**Dataset items:**
====

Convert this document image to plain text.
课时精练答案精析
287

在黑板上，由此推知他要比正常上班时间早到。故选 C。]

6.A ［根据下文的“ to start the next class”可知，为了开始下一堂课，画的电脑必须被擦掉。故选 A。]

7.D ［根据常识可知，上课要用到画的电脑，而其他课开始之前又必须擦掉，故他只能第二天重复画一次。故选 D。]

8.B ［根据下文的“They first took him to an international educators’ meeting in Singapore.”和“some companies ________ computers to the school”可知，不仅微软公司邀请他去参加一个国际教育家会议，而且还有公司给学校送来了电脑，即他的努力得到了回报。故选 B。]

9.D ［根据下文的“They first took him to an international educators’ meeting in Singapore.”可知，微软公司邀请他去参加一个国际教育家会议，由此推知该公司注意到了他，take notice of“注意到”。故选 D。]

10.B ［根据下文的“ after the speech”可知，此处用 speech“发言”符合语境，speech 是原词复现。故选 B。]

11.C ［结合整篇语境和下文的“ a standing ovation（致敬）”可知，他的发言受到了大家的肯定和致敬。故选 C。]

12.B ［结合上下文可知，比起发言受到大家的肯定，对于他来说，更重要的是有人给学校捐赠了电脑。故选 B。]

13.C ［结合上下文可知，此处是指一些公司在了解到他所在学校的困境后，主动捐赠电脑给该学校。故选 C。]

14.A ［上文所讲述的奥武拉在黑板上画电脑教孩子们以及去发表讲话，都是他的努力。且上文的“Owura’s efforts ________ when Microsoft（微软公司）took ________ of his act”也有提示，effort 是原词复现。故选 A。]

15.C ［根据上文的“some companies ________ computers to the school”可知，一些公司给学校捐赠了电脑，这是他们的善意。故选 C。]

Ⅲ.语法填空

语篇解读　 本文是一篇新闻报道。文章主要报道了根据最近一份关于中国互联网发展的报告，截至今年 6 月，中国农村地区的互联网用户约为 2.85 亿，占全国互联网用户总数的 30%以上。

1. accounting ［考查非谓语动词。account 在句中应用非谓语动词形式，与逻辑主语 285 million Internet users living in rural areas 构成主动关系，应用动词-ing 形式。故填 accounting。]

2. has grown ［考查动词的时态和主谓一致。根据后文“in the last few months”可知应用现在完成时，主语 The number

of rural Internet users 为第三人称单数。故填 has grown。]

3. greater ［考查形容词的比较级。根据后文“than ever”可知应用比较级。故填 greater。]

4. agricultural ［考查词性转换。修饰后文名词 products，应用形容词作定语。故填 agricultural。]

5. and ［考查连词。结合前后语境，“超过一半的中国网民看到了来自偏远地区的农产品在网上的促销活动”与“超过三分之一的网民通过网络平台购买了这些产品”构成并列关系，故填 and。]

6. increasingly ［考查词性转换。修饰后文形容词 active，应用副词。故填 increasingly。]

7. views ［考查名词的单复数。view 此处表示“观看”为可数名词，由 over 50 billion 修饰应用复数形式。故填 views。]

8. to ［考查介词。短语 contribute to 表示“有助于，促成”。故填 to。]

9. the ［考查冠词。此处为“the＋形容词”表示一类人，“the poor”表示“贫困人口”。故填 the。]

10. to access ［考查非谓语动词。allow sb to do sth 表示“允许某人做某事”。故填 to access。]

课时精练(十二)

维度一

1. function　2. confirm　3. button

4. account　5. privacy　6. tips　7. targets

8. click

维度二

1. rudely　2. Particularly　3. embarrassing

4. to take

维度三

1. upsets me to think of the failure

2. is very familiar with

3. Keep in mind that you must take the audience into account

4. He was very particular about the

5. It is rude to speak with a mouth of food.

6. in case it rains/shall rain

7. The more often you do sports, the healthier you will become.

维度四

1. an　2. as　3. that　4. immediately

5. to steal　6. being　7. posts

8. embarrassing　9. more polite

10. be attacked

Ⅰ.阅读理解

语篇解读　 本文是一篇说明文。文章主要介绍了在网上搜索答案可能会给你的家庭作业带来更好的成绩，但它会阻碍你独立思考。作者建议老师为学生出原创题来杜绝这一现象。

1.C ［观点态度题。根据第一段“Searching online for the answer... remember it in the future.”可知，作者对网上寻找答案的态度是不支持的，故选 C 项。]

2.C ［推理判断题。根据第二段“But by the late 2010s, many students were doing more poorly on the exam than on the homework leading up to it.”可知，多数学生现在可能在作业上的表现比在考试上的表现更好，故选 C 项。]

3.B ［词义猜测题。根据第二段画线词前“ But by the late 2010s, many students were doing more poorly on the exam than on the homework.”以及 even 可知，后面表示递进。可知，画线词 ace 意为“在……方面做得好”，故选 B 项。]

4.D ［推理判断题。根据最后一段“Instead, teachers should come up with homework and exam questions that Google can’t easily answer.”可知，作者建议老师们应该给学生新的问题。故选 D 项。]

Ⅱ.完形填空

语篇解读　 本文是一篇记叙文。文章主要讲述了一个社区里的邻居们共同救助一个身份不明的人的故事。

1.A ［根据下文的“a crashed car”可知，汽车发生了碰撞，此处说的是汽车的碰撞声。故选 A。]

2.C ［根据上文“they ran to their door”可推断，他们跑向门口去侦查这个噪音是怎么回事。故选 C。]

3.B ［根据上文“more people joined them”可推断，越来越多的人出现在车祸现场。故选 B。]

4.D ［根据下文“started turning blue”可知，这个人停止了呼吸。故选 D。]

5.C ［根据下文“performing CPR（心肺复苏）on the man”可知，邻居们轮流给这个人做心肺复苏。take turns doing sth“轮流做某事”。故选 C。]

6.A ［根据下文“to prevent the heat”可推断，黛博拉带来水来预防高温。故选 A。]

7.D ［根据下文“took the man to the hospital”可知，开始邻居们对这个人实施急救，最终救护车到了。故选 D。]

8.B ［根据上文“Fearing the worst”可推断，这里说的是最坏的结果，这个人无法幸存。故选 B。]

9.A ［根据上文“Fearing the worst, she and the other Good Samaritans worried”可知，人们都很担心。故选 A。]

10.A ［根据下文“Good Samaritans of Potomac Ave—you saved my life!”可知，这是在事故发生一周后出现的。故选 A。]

====

**Problem details:**
Check each line of the entries above for the word "answer". List the ones that have it.

**Solved problem:**
1.C ［观点态度题。根据第一段“Searching online for the answer... remember it in the future.”可知，作者对网上寻找答案的态度是不支持的，故选 C 项。]
4.D ［推理判断题。根据最后一段“Instead, teachers should come up with homework and exam questions that Google can’t easily answer.”可知，作者建议老师们应该给学生新的问题。故选 D 项。]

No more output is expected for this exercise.